Begin

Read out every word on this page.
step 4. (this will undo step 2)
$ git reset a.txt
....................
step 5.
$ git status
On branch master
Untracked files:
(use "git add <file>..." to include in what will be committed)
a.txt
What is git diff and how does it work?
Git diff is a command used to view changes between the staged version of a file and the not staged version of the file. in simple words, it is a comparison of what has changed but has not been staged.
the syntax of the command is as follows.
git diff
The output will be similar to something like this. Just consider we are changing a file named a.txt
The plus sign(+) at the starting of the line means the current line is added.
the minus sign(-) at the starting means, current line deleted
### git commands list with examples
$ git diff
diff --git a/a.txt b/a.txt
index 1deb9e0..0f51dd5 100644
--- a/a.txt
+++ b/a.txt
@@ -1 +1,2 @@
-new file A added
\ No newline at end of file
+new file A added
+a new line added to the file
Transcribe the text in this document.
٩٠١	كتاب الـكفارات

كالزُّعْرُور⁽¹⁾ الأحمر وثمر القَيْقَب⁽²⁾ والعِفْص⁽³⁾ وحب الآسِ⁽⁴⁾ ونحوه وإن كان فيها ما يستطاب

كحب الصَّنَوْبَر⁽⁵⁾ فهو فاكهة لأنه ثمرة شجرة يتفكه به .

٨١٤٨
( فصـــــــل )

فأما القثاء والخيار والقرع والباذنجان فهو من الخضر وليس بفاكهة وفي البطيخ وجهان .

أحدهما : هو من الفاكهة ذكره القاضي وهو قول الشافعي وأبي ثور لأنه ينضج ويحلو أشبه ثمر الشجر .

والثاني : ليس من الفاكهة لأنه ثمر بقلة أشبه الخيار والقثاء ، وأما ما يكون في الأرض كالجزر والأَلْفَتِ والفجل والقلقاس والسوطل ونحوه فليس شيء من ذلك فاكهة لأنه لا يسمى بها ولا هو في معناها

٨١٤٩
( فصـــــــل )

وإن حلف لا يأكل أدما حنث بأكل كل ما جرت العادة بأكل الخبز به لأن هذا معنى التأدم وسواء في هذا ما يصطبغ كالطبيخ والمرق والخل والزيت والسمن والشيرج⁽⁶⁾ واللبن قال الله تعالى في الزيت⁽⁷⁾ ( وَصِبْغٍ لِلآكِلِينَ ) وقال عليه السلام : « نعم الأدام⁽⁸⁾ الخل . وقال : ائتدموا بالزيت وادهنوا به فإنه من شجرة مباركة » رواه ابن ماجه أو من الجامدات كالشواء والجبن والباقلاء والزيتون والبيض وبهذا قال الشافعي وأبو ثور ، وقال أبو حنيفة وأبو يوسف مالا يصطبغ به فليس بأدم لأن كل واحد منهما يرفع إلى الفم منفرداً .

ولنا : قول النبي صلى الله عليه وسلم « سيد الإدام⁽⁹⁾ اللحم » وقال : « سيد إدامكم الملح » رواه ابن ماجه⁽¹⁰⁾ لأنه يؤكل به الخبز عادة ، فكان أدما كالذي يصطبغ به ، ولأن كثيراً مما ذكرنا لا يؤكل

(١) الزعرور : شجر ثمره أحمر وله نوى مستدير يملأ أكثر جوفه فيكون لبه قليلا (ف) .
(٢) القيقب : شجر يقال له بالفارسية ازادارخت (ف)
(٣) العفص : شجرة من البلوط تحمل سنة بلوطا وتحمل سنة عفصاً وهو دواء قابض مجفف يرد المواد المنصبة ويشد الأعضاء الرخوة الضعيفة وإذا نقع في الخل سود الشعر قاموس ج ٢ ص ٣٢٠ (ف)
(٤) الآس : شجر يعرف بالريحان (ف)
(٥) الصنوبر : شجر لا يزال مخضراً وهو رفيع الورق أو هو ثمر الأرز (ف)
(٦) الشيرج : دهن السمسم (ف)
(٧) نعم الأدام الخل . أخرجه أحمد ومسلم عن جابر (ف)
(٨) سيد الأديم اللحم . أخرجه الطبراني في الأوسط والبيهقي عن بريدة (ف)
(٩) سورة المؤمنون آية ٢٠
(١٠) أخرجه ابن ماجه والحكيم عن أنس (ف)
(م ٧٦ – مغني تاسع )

End

= AIM OF THE TASK =
Using the material above, copy every line in which the string "means" occurs.

= FINISHED ANSWER =
The plus sign(+) at the starting of the line means the current line is added.
the minus sign(-) at the starting means, current line deleted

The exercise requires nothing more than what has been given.